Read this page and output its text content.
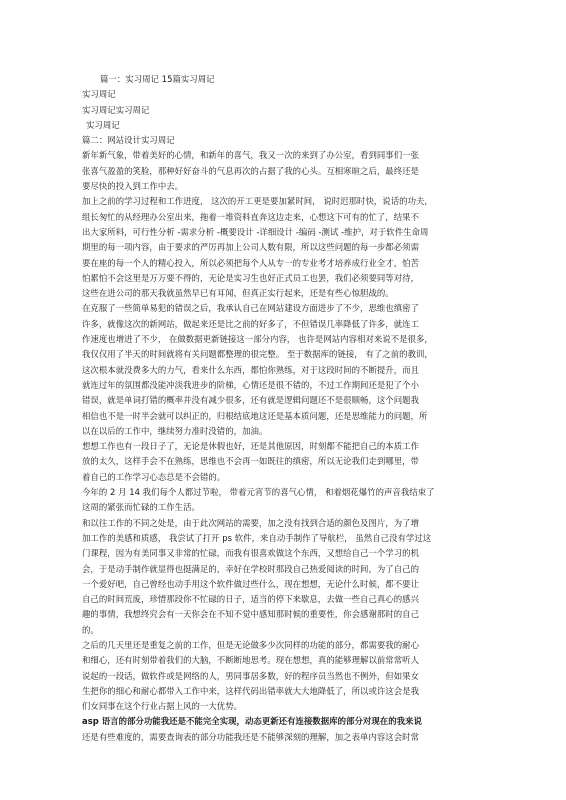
篇一：实习周记 15篇实习周记
实习周记
实习周记实习周记
实习周记
篇二：网站设计实习周记
新年新气象，带着美好的心情，和新年的喜气，我又一次的来到了办公室，看到同事们一张
张喜气盈盈的笑脸，那种好好奋斗的气息再次的占据了我的心头。互相寒暄之后，最终还是
要尽快的投入到工作中去。
加上之前的学习过程和工作进度， 这次的开工更是要加紧时间， 说时迟那时快，说话的功夫，
组长匆忙的从经理办公室出来，拖着一堆资料直奔这边走来，心想这下可有的忙了，结果不
出大家所料，可行性分析 -需求分析 -概要设计 -详细设计 -编码 -测试 -维护，对于软件生命周
期里的每一项内容，由于要求的严厉再加上公司人数有限，所以这些问题的每一步都必须需
要在座的每一个人的精心投入，所以必须把每个人从专一的专业考才培养成行业全才，怕苦
怕累怕不会这里是万万要不得的，无论是实习生也好正式员工也罢，我们必须要同等对待，
这些在进公司的那天我就虽然早已有耳闻，但真正实行起来，还是有些心惊胆战的。
在克服了一些简单易犯的错误之后，我承认自己在网站建设方面进步了不少，思维也缜密了
许多，就像这次的新网站，做起来还是比之前的好多了，不但错误几率降低了许多，就连工
作速度也增进了不少， 在做数据更新链接这一部分内容， 也许是网站内容相对来说不是很多，
我仅仅用了半天的时间就将有关问题都整理的很完整。 至于数据库的链接， 有了之前的教训，
这次根本就没费多大的力气，看来什么东西，都怕你熟练，对于这段时间的不断提升，而且
就连过年的氛围都没能冲淡我进步的阶梯，心情还是很不错的，不过工作期间还是犯了个小
错误，就是单词打错的概率并没有减少很多，还有就是逻辑问题还不是很顺畅，这个问题我
相信也不是一时半会就可以纠正的，归根结底地这还是基本质问题，还是思维能力的问题，所
以在以后的工作中，继续努力准时没错的，加油。
想想工作也有一段日子了，无论是休假也好，还是其他原因，时刻都不能把自己的本质工作
放的太久，这样手会不在熟练，思维也不会再一如既往的缜密，所以无论我们走到哪里，带
着自己的工作学习心态总是不会错的。
今年的 2 月 14 我们每个人都过节啦， 带着元宵节的喜气心情， 和着烟花爆竹的声音我结束了
这周的紧张而忙碌的工作生活。
和以往工作的不同之处是，由于此次网站的需要，加之没有找到合适的颜色及图片，为了增
加工作的美感和质感， 我尝试了打开 ps 软件，来自动手制作了导航栏， 虽然自己没有学过这
门课程，因为有美同事又非常的忙碌，而我有很喜欢做这个东西，又想给自己一个学习的机
会，于是动手制作就显得也挺满足的，幸好在学校时那段自己热爱阅读的时间，为了自己的
一个爱好吧，自己曾经也动手用这个软件做过些什么，现在想想，无论什么时候，都不要让
自己的时间荒废，珍惜那段你不忙碌的日子，适当的停下来歇息，去做一些自己真心的感兴
趣的事情，我想终究会有一天你会在不知不觉中感知那时候的重要性，你会感谢那时的自己
的。
之后的几天里还是重复之前的工作，但是无论做多少次同样的功能的部分，都需要我的耐心
和细心，还有时刻带着我们的大脑，不断断地思考。现在想想，真的能够理解以前常常听人
说起的一段话，做软件或是网络的人，男同事居多数，好的程序员当然也不例外，但如果女
生把你的细心和耐心都带入工作中来，这样代码出错率就大大地降低了，所以或许这会是我
们女同事在这个行业占据上风的一大优势。
asp 语言的部分功能我还是不能完全实现，动态更新还有连接数据库的部分对现在的我来说
还是有些难度的，需要查询表的部分功能我还是不能够深刻的理解，加之表单内容这会时常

» Short problem
Reproduce the full listing above verbatim, with no pictures included.

» Task response
Read this page and output its text content.
篇一：实习周记 15篇实习周记
实习周记
实习周记实习周记
实习周记
篇二：网站设计实习周记
新年新气象，带着美好的心情，和新年的喜气，我又一次的来到了办公室，看到同事们一张
张喜气盈盈的笑脸，那种好好奋斗的气息再次的占据了我的心头。互相寒暄之后，最终还是
要尽快的投入到工作中去。
加上之前的学习过程和工作进度， 这次的开工更是要加紧时间， 说时迟那时快，说话的功夫，
组长匆忙的从经理办公室出来，拖着一堆资料直奔这边走来，心想这下可有的忙了，结果不
出大家所料，可行性分析 -需求分析 -概要设计 -详细设计 -编码 -测试 -维护，对于软件生命周
期里的每一项内容，由于要求的严厉再加上公司人数有限，所以这些问题的每一步都必须需
要在座的每一个人的精心投入，所以必须把每个人从专一的专业考才培养成行业全才，怕苦
怕累怕不会这里是万万要不得的，无论是实习生也好正式员工也罢，我们必须要同等对待，
这些在进公司的那天我就虽然早已有耳闻，但真正实行起来，还是有些心惊胆战的。
在克服了一些简单易犯的错误之后，我承认自己在网站建设方面进步了不少，思维也缜密了
许多，就像这次的新网站，做起来还是比之前的好多了，不但错误几率降低了许多，就连工
作速度也增进了不少， 在做数据更新链接这一部分内容， 也许是网站内容相对来说不是很多，
我仅仅用了半天的时间就将有关问题都整理的很完整。 至于数据库的链接， 有了之前的教训，
这次根本就没费多大的力气，看来什么东西，都怕你熟练，对于这段时间的不断提升，而且
就连过年的氛围都没能冲淡我进步的阶梯，心情还是很不错的，不过工作期间还是犯了个小
错误，就是单词打错的概率并没有减少很多，还有就是逻辑问题还不是很顺畅，这个问题我
相信也不是一时半会就可以纠正的，归根结底地这还是基本质问题，还是思维能力的问题，所
以在以后的工作中，继续努力准时没错的，加油。
想想工作也有一段日子了，无论是休假也好，还是其他原因，时刻都不能把自己的本质工作
放的太久，这样手会不在熟练，思维也不会再一如既往的缜密，所以无论我们走到哪里，带
着自己的工作学习心态总是不会错的。
今年的 2 月 14 我们每个人都过节啦， 带着元宵节的喜气心情， 和着烟花爆竹的声音我结束了
这周的紧张而忙碌的工作生活。
和以往工作的不同之处是，由于此次网站的需要，加之没有找到合适的颜色及图片，为了增
加工作的美感和质感， 我尝试了打开 ps 软件，来自动手制作了导航栏， 虽然自己没有学过这
门课程，因为有美同事又非常的忙碌，而我有很喜欢做这个东西，又想给自己一个学习的机
会，于是动手制作就显得也挺满足的，幸好在学校时那段自己热爱阅读的时间，为了自己的
一个爱好吧，自己曾经也动手用这个软件做过些什么，现在想想，无论什么时候，都不要让
自己的时间荒废，珍惜那段你不忙碌的日子，适当的停下来歇息，去做一些自己真心的感兴
趣的事情，我想终究会有一天你会在不知不觉中感知那时候的重要性，你会感谢那时的自己
的。
之后的几天里还是重复之前的工作，但是无论做多少次同样的功能的部分，都需要我的耐心
和细心，还有时刻带着我们的大脑，不断断地思考。现在想想，真的能够理解以前常常听人
说起的一段话，做软件或是网络的人，男同事居多数，好的程序员当然也不例外，但如果女
生把你的细心和耐心都带入工作中来，这样代码出错率就大大地降低了，所以或许这会是我
们女同事在这个行业占据上风的一大优势。
asp 语言的部分功能我还是不能完全实现，动态更新还有连接数据库的部分对现在的我来说
还是有些难度的，需要查询表的部分功能我还是不能够深刻的理解，加之表单内容这会时常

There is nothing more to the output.